* **Extracted records**

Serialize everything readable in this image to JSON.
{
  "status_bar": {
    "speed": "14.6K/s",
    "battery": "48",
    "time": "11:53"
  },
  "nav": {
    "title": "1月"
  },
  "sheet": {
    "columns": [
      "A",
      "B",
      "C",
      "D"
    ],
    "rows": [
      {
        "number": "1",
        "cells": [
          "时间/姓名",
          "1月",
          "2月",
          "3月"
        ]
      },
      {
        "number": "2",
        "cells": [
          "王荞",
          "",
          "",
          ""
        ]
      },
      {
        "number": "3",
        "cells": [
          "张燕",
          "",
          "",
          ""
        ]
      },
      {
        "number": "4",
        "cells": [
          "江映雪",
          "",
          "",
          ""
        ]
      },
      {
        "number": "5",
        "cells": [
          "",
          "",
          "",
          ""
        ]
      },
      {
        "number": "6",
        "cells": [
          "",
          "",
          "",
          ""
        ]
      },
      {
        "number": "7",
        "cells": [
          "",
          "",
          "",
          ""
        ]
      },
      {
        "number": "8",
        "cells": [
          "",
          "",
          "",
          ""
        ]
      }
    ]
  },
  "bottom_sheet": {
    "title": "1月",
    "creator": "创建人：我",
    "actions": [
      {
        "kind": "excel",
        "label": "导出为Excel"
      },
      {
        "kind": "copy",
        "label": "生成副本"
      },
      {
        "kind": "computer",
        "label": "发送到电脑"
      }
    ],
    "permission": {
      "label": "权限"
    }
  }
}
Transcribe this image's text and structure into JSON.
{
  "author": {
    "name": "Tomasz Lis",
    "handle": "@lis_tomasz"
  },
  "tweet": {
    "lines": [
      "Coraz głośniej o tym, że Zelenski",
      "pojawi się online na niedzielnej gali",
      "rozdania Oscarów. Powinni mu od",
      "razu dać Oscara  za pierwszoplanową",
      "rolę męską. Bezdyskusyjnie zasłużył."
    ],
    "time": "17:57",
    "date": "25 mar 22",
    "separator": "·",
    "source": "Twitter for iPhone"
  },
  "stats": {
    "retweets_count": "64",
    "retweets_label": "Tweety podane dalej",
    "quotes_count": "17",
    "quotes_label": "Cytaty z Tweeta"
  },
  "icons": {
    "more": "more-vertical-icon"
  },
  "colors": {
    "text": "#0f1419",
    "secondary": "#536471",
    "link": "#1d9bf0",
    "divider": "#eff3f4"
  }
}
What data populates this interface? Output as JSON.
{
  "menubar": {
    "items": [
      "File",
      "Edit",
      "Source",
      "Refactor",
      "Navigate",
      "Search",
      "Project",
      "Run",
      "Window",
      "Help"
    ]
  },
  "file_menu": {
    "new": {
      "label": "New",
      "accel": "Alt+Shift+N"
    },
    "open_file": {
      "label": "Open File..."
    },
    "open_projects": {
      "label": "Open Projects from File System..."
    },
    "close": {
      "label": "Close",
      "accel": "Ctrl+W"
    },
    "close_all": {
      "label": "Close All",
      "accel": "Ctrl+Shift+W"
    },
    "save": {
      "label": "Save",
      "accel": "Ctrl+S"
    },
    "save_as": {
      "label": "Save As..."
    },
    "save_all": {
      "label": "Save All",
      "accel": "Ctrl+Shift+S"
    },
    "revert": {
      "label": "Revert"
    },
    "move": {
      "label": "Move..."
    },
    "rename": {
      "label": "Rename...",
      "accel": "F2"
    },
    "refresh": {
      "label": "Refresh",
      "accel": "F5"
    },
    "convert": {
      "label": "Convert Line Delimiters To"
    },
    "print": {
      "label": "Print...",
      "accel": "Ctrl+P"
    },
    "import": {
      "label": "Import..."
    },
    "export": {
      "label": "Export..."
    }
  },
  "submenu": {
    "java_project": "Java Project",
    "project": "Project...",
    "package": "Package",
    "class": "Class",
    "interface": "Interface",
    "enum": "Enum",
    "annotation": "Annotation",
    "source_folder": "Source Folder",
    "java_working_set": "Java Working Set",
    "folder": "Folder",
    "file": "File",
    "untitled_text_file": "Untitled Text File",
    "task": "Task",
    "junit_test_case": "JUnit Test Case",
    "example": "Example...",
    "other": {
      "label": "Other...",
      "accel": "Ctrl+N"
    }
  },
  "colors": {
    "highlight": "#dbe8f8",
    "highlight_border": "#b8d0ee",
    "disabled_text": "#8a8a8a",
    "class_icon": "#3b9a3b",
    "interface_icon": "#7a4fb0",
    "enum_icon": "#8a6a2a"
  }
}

* **Description of the task**
Lines containing the word "image" must all be returned from the material above.

* **Written solution**
Serialize everything readable in this image to JSON.
Transcribe this image's text and structure into JSON.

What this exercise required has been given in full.